### Collection entries
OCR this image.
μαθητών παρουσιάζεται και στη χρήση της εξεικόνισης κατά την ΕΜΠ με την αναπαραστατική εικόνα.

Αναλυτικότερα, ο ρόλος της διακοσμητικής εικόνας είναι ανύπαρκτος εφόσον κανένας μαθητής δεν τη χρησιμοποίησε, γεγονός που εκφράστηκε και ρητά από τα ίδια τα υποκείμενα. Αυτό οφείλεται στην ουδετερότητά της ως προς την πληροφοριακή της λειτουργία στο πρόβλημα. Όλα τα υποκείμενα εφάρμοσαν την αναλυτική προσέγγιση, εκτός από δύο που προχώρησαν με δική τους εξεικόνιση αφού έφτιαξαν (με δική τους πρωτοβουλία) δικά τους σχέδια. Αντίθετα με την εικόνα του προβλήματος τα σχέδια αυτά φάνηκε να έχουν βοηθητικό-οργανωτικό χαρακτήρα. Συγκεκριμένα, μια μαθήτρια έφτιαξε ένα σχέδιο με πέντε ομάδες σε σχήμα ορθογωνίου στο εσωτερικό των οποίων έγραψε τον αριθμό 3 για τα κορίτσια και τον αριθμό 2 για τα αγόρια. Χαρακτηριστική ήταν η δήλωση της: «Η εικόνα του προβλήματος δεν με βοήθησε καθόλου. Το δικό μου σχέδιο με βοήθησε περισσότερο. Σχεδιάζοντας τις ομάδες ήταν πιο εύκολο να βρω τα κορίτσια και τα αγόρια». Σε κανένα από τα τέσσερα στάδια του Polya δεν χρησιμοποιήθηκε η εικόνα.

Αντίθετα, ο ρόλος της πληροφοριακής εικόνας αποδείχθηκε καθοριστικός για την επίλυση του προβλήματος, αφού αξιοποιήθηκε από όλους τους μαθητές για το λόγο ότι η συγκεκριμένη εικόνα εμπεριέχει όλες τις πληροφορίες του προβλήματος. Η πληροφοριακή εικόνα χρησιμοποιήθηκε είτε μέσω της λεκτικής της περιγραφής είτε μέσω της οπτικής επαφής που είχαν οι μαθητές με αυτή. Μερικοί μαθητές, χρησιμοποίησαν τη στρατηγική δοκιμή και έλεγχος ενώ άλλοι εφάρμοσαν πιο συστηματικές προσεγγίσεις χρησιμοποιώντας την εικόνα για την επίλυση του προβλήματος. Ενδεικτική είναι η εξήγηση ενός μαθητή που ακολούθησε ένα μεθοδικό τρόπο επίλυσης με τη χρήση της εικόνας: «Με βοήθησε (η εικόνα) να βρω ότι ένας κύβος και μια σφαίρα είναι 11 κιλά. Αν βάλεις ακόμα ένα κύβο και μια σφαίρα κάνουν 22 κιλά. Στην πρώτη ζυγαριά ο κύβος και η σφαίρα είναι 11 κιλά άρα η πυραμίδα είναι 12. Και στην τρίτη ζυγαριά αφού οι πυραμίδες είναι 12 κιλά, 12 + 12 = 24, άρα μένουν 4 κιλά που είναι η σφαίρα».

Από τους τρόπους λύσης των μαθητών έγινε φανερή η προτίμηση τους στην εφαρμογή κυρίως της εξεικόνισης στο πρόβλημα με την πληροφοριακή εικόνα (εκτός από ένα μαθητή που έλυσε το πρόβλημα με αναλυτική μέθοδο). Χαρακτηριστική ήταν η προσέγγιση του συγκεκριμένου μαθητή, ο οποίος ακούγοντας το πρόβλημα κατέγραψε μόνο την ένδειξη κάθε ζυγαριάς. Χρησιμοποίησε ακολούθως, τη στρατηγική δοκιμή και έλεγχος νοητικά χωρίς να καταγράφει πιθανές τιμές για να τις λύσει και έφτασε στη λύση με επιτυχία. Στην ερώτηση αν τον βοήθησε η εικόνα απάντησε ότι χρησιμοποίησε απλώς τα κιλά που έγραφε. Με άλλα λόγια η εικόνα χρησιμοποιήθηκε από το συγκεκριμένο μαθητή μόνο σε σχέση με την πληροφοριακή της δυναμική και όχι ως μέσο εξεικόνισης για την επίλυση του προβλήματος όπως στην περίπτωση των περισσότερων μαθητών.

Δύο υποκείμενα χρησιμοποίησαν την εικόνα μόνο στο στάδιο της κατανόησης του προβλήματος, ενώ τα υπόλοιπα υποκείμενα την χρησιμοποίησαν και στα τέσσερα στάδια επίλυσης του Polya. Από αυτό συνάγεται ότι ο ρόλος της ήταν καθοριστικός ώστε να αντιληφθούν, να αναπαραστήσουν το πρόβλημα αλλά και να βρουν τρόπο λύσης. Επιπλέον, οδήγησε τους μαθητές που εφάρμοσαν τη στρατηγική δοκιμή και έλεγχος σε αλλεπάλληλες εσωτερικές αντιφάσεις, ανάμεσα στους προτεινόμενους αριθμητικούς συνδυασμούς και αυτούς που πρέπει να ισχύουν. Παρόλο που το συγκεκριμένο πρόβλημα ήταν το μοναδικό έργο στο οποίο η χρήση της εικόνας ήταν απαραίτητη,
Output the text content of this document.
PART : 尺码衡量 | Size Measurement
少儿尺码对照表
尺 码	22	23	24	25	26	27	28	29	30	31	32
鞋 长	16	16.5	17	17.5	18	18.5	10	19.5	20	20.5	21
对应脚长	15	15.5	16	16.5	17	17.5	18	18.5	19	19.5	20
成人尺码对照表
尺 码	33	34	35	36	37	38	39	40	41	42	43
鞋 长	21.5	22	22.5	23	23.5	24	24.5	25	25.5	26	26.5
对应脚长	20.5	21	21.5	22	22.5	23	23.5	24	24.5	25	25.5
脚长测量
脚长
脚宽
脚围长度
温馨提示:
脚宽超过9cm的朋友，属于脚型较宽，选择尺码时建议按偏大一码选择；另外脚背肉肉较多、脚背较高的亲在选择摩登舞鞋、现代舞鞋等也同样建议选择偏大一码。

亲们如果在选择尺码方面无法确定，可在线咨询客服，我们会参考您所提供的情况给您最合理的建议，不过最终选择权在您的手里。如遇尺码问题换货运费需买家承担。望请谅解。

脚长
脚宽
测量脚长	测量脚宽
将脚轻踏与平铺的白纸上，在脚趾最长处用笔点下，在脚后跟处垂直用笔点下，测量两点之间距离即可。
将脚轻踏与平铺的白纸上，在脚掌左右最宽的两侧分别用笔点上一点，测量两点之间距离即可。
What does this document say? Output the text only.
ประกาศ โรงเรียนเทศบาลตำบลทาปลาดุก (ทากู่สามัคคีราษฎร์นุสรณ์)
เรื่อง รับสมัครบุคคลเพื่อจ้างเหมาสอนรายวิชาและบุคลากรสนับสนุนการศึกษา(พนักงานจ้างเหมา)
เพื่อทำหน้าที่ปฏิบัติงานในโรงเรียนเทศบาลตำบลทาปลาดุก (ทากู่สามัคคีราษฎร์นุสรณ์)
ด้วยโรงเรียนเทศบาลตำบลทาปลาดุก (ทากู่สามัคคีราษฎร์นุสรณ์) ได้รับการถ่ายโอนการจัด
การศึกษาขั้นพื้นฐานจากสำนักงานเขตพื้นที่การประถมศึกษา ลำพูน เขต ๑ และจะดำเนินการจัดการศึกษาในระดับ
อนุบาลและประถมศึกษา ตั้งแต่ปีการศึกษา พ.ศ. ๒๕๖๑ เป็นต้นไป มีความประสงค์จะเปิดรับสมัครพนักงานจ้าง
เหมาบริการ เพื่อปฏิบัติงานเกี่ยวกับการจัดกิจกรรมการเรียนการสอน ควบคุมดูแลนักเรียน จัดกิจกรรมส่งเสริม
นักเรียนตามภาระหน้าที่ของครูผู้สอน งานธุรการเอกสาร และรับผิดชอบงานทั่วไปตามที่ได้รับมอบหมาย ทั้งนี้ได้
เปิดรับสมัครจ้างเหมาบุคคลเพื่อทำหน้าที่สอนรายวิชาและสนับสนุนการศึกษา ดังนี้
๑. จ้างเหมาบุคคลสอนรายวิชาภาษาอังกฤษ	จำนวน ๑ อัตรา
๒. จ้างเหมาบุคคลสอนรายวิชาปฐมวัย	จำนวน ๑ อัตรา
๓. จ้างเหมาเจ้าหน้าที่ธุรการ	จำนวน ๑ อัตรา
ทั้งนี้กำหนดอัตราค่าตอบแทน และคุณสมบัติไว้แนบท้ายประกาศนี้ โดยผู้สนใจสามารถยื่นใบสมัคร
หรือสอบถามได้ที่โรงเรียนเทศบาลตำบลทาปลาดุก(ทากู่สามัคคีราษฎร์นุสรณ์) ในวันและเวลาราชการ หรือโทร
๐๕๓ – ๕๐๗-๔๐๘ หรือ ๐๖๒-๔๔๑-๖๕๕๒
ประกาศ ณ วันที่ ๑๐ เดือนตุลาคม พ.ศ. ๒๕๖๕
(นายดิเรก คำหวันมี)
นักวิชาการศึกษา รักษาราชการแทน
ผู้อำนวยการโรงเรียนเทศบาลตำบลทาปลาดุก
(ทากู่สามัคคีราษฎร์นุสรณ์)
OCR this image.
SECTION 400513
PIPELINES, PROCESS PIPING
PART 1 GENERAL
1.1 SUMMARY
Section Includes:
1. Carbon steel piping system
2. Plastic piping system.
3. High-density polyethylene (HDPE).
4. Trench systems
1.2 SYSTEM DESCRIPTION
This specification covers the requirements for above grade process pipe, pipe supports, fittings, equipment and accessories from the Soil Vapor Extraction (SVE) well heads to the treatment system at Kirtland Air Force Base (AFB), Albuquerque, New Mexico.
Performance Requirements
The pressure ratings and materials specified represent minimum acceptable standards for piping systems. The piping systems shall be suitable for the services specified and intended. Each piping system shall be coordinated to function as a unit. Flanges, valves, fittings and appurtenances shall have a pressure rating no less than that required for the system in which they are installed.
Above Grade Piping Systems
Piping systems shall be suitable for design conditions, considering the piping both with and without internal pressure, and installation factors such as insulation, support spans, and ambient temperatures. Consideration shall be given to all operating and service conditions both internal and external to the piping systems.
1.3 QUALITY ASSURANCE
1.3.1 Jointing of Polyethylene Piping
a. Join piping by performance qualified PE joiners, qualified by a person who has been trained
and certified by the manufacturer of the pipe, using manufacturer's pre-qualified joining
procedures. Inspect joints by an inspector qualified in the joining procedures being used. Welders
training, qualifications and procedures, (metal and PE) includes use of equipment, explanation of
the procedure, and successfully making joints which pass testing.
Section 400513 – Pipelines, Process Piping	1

### The task
From the data above, copy out every line with the string "equipment" in it.

### The output
This specification covers the requirements for above grade process pipe, pipe supports, fittings, equipment and accessories from the Soil Vapor Extraction (SVE) well heads to the treatment system at Kirtland Air Force Base (AFB), Albuquerque, New Mexico.
training, qualifications and procedures, (metal and PE) includes use of equipment, explanation of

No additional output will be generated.